■ Written task
Extract the records in full, leaving every picture out.

---- Extracted entries

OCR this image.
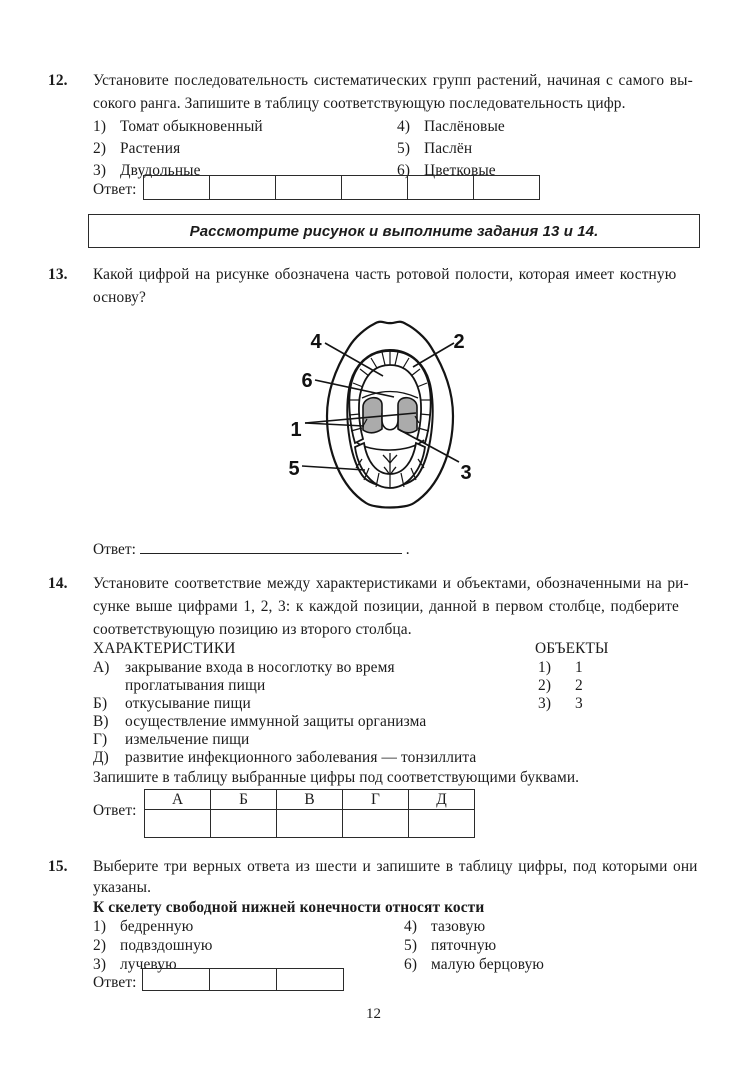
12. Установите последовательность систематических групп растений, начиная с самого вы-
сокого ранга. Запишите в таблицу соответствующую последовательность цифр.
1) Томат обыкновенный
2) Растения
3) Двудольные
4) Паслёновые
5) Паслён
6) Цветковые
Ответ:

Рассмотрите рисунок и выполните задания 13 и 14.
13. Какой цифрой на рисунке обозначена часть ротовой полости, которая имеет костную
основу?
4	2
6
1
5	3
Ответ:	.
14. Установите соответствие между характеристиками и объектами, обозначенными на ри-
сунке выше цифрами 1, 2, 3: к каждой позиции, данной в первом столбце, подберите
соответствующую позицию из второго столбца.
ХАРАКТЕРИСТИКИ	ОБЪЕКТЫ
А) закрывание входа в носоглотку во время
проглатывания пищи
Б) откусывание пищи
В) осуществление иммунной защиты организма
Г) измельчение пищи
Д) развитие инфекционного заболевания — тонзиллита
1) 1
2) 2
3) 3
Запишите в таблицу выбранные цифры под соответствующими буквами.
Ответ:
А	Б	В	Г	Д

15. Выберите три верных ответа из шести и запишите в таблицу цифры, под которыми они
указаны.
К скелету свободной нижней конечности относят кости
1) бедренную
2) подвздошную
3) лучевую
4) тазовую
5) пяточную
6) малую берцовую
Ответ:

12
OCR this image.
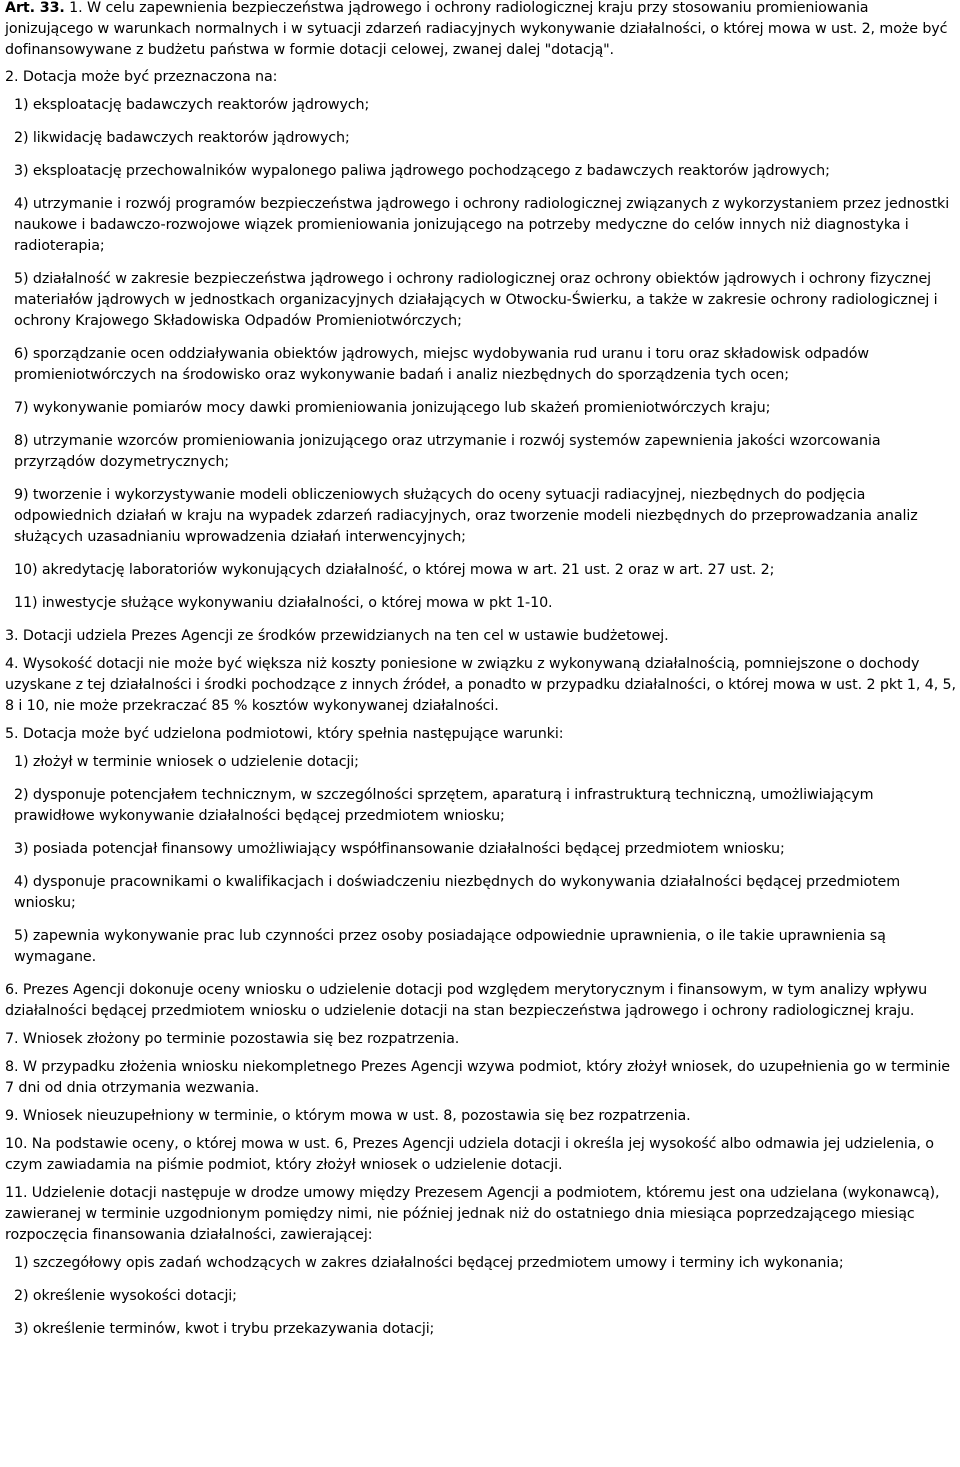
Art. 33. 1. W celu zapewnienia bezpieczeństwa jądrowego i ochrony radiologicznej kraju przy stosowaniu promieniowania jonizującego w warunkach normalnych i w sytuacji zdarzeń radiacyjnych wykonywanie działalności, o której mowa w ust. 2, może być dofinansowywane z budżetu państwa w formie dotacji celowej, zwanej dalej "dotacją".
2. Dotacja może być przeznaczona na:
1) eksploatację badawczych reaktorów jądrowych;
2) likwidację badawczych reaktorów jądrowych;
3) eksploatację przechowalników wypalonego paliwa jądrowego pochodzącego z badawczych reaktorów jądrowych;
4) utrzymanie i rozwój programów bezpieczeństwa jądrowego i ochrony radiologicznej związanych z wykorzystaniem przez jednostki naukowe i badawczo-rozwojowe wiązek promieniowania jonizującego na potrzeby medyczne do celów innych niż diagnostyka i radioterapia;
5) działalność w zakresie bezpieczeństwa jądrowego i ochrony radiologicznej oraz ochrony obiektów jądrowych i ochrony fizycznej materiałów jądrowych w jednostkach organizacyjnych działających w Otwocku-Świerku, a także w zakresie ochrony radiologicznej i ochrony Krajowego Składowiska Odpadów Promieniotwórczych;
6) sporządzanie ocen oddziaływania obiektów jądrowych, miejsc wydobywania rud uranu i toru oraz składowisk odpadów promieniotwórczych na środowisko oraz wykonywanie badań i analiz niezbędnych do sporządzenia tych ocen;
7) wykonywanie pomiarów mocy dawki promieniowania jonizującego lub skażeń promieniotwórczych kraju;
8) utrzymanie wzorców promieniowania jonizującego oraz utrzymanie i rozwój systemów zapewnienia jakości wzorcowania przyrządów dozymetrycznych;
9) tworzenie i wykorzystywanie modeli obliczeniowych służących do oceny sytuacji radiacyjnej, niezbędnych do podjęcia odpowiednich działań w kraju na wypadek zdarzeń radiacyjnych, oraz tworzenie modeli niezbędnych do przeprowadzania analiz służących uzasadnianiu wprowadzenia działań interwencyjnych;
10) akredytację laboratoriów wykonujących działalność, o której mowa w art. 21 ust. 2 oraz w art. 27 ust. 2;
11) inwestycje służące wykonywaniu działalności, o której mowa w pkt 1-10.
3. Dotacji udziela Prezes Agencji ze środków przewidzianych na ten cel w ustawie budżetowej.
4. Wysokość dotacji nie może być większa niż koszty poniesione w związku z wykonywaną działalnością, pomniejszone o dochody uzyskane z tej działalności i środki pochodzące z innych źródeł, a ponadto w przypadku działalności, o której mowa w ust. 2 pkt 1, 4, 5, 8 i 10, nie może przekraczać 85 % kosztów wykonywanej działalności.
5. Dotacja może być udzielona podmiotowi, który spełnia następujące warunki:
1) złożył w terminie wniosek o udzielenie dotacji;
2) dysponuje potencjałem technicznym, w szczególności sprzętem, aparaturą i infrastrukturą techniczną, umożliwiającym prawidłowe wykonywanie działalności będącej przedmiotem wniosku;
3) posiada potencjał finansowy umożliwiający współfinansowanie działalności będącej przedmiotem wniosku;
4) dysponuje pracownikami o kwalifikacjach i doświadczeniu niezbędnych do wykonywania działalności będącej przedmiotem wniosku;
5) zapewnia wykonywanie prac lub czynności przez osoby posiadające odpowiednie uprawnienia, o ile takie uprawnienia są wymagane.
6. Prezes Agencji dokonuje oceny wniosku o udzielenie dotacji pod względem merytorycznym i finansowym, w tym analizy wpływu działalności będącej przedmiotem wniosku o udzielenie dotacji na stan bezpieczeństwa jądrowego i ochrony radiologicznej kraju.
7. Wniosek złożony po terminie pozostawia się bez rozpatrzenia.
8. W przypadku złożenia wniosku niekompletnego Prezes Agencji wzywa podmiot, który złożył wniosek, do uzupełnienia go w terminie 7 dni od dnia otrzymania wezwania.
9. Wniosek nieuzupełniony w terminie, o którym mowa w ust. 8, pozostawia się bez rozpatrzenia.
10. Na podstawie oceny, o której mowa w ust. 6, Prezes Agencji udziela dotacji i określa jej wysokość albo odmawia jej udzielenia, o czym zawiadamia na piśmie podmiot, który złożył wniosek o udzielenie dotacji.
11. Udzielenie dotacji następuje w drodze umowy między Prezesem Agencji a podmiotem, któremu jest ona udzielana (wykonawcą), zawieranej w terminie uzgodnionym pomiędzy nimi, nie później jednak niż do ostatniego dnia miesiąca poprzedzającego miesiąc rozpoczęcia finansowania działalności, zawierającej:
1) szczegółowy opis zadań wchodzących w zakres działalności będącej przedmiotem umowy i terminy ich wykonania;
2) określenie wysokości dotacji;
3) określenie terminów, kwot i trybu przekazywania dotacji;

--------

■ Task output
OCR this image.
12. Установите последовательность систематических групп растений, начиная с самого вы-
сокого ранга. Запишите в таблицу соответствующую последовательность цифр.
1) Томат обыкновенный
2) Растения
3) Двудольные
4) Паслёновые
5) Паслён
6) Цветковые
Ответ:

Рассмотрите рисунок и выполните задания 13 и 14.
13. Какой цифрой на рисунке обозначена часть ротовой полости, которая имеет костную
основу?
4	2
6
1
5	3
Ответ:	.
14. Установите соответствие между характеристиками и объектами, обозначенными на ри-
сунке выше цифрами 1, 2, 3: к каждой позиции, данной в первом столбце, подберите
соответствующую позицию из второго столбца.
ХАРАКТЕРИСТИКИ	ОБЪЕКТЫ
А) закрывание входа в носоглотку во время
проглатывания пищи
Б) откусывание пищи
В) осуществление иммунной защиты организма
Г) измельчение пищи
Д) развитие инфекционного заболевания — тонзиллита
1) 1
2) 2
3) 3
Запишите в таблицу выбранные цифры под соответствующими буквами.
Ответ:
А	Б	В	Г	Д

15. Выберите три верных ответа из шести и запишите в таблицу цифры, под которыми они
указаны.
К скелету свободной нижней конечности относят кости
1) бедренную
2) подвздошную
3) лучевую
4) тазовую
5) пяточную
6) малую берцовую
Ответ:

12
OCR this image.
Art. 33. 1. W celu zapewnienia bezpieczeństwa jądrowego i ochrony radiologicznej kraju przy stosowaniu promieniowania jonizującego w warunkach normalnych i w sytuacji zdarzeń radiacyjnych wykonywanie działalności, o której mowa w ust. 2, może być dofinansowywane z budżetu państwa w formie dotacji celowej, zwanej dalej "dotacją".
2. Dotacja może być przeznaczona na:
1) eksploatację badawczych reaktorów jądrowych;
2) likwidację badawczych reaktorów jądrowych;
3) eksploatację przechowalników wypalonego paliwa jądrowego pochodzącego z badawczych reaktorów jądrowych;
4) utrzymanie i rozwój programów bezpieczeństwa jądrowego i ochrony radiologicznej związanych z wykorzystaniem przez jednostki naukowe i badawczo-rozwojowe wiązek promieniowania jonizującego na potrzeby medyczne do celów innych niż diagnostyka i radioterapia;
5) działalność w zakresie bezpieczeństwa jądrowego i ochrony radiologicznej oraz ochrony obiektów jądrowych i ochrony fizycznej materiałów jądrowych w jednostkach organizacyjnych działających w Otwocku-Świerku, a także w zakresie ochrony radiologicznej i ochrony Krajowego Składowiska Odpadów Promieniotwórczych;
6) sporządzanie ocen oddziaływania obiektów jądrowych, miejsc wydobywania rud uranu i toru oraz składowisk odpadów promieniotwórczych na środowisko oraz wykonywanie badań i analiz niezbędnych do sporządzenia tych ocen;
7) wykonywanie pomiarów mocy dawki promieniowania jonizującego lub skażeń promieniotwórczych kraju;
8) utrzymanie wzorców promieniowania jonizującego oraz utrzymanie i rozwój systemów zapewnienia jakości wzorcowania przyrządów dozymetrycznych;
9) tworzenie i wykorzystywanie modeli obliczeniowych służących do oceny sytuacji radiacyjnej, niezbędnych do podjęcia odpowiednich działań w kraju na wypadek zdarzeń radiacyjnych, oraz tworzenie modeli niezbędnych do przeprowadzania analiz służących uzasadnianiu wprowadzenia działań interwencyjnych;
10) akredytację laboratoriów wykonujących działalność, o której mowa w art. 21 ust. 2 oraz w art. 27 ust. 2;
11) inwestycje służące wykonywaniu działalności, o której mowa w pkt 1-10.
3. Dotacji udziela Prezes Agencji ze środków przewidzianych na ten cel w ustawie budżetowej.
4. Wysokość dotacji nie może być większa niż koszty poniesione w związku z wykonywaną działalnością, pomniejszone o dochody uzyskane z tej działalności i środki pochodzące z innych źródeł, a ponadto w przypadku działalności, o której mowa w ust. 2 pkt 1, 4, 5, 8 i 10, nie może przekraczać 85 % kosztów wykonywanej działalności.
5. Dotacja może być udzielona podmiotowi, który spełnia następujące warunki:
1) złożył w terminie wniosek o udzielenie dotacji;
2) dysponuje potencjałem technicznym, w szczególności sprzętem, aparaturą i infrastrukturą techniczną, umożliwiającym prawidłowe wykonywanie działalności będącej przedmiotem wniosku;
3) posiada potencjał finansowy umożliwiający współfinansowanie działalności będącej przedmiotem wniosku;
4) dysponuje pracownikami o kwalifikacjach i doświadczeniu niezbędnych do wykonywania działalności będącej przedmiotem wniosku;
5) zapewnia wykonywanie prac lub czynności przez osoby posiadające odpowiednie uprawnienia, o ile takie uprawnienia są wymagane.
6. Prezes Agencji dokonuje oceny wniosku o udzielenie dotacji pod względem merytorycznym i finansowym, w tym analizy wpływu działalności będącej przedmiotem wniosku o udzielenie dotacji na stan bezpieczeństwa jądrowego i ochrony radiologicznej kraju.
7. Wniosek złożony po terminie pozostawia się bez rozpatrzenia.
8. W przypadku złożenia wniosku niekompletnego Prezes Agencji wzywa podmiot, który złożył wniosek, do uzupełnienia go w terminie 7 dni od dnia otrzymania wezwania.
9. Wniosek nieuzupełniony w terminie, o którym mowa w ust. 8, pozostawia się bez rozpatrzenia.
10. Na podstawie oceny, o której mowa w ust. 6, Prezes Agencji udziela dotacji i określa jej wysokość albo odmawia jej udzielenia, o czym zawiadamia na piśmie podmiot, który złożył wniosek o udzielenie dotacji.
11. Udzielenie dotacji następuje w drodze umowy między Prezesem Agencji a podmiotem, któremu jest ona udzielana (wykonawcą), zawieranej w terminie uzgodnionym pomiędzy nimi, nie później jednak niż do ostatniego dnia miesiąca poprzedzającego miesiąc rozpoczęcia finansowania działalności, zawierającej:
1) szczegółowy opis zadań wchodzących w zakres działalności będącej przedmiotem umowy i terminy ich wykonania;
2) określenie wysokości dotacji;
3) określenie terminów, kwot i trybu przekazywania dotacji;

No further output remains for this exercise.